#### [WRITTEN PROBLEM]
Output all of the entries exactly as written.

#### [DATA SUPPLIED]
────────────────

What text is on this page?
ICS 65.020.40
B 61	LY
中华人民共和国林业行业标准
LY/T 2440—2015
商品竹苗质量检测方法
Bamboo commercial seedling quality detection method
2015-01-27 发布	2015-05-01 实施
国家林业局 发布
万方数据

────────────────

#### [THE OUTPUT]
What text is on this page?
ICS 65.020.40
B 61	LY
中华人民共和国林业行业标准
LY/T 2440—2015
商品竹苗质量检测方法
Bamboo commercial seedling quality detection method
2015-01-27 发布	2015-05-01 实施
国家林业局 发布
万方数据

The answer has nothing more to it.